--- Data listing ---
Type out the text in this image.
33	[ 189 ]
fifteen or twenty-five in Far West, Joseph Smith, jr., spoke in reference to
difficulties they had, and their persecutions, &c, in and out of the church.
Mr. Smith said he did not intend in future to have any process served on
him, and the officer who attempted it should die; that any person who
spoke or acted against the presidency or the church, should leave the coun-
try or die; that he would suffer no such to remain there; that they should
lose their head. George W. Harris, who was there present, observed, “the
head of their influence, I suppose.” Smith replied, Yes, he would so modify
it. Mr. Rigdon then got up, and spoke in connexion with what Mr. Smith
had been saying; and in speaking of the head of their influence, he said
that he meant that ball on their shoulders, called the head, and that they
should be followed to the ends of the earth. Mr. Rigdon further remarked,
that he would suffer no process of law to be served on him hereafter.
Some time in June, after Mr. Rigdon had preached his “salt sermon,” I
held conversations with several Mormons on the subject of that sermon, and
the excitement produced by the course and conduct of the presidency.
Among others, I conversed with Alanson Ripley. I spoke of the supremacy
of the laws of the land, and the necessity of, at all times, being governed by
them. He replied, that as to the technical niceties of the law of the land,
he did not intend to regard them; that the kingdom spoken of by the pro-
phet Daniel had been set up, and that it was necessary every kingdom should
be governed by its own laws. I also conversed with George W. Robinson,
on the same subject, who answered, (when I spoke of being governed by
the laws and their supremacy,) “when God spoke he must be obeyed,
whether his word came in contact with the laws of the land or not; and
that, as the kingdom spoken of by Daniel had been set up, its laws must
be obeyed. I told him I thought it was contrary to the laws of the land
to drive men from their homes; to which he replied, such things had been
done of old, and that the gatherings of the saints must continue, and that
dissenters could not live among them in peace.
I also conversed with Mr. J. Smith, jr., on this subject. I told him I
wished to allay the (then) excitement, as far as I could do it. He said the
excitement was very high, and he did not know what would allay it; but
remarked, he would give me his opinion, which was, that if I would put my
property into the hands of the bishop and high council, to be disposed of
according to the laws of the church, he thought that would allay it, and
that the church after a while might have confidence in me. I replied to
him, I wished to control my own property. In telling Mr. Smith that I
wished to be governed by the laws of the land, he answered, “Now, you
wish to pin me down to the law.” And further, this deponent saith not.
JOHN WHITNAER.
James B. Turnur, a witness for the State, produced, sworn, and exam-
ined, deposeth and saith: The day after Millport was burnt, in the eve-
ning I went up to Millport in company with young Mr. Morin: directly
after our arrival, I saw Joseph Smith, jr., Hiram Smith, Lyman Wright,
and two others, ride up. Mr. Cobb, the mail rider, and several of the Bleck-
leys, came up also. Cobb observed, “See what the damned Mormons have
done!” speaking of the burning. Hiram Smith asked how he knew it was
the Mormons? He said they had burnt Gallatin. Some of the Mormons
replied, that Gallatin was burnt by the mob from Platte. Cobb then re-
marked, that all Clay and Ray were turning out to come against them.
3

--- Short exercise ---
Each entry above needs to be retyped exactly.

--- The result ---
Type out the text in this image.
33	[ 189 ]
fifteen or twenty-five in Far West, Joseph Smith, jr., spoke in reference to
difficulties they had, and their persecutions, &c, in and out of the church.
Mr. Smith said he did not intend in future to have any process served on
him, and the officer who attempted it should die; that any person who
spoke or acted against the presidency or the church, should leave the coun-
try or die; that he would suffer no such to remain there; that they should
lose their head. George W. Harris, who was there present, observed, “the
head of their influence, I suppose.” Smith replied, Yes, he would so modify
it. Mr. Rigdon then got up, and spoke in connexion with what Mr. Smith
had been saying; and in speaking of the head of their influence, he said
that he meant that ball on their shoulders, called the head, and that they
should be followed to the ends of the earth. Mr. Rigdon further remarked,
that he would suffer no process of law to be served on him hereafter.
Some time in June, after Mr. Rigdon had preached his “salt sermon,” I
held conversations with several Mormons on the subject of that sermon, and
the excitement produced by the course and conduct of the presidency.
Among others, I conversed with Alanson Ripley. I spoke of the supremacy
of the laws of the land, and the necessity of, at all times, being governed by
them. He replied, that as to the technical niceties of the law of the land,
he did not intend to regard them; that the kingdom spoken of by the pro-
phet Daniel had been set up, and that it was necessary every kingdom should
be governed by its own laws. I also conversed with George W. Robinson,
on the same subject, who answered, (when I spoke of being governed by
the laws and their supremacy,) “when God spoke he must be obeyed,
whether his word came in contact with the laws of the land or not; and
that, as the kingdom spoken of by Daniel had been set up, its laws must
be obeyed. I told him I thought it was contrary to the laws of the land
to drive men from their homes; to which he replied, such things had been
done of old, and that the gatherings of the saints must continue, and that
dissenters could not live among them in peace.
I also conversed with Mr. J. Smith, jr., on this subject. I told him I
wished to allay the (then) excitement, as far as I could do it. He said the
excitement was very high, and he did not know what would allay it; but
remarked, he would give me his opinion, which was, that if I would put my
property into the hands of the bishop and high council, to be disposed of
according to the laws of the church, he thought that would allay it, and
that the church after a while might have confidence in me. I replied to
him, I wished to control my own property. In telling Mr. Smith that I
wished to be governed by the laws of the land, he answered, “Now, you
wish to pin me down to the law.” And further, this deponent saith not.
JOHN WHITNAER.
James B. Turnur, a witness for the State, produced, sworn, and exam-
ined, deposeth and saith: The day after Millport was burnt, in the eve-
ning I went up to Millport in company with young Mr. Morin: directly
after our arrival, I saw Joseph Smith, jr., Hiram Smith, Lyman Wright,
and two others, ride up. Mr. Cobb, the mail rider, and several of the Bleck-
leys, came up also. Cobb observed, “See what the damned Mormons have
done!” speaking of the burning. Hiram Smith asked how he knew it was
the Mormons? He said they had burnt Gallatin. Some of the Mormons
replied, that Gallatin was burnt by the mob from Platte. Cobb then re-
marked, that all Clay and Ray were turning out to come against them.
3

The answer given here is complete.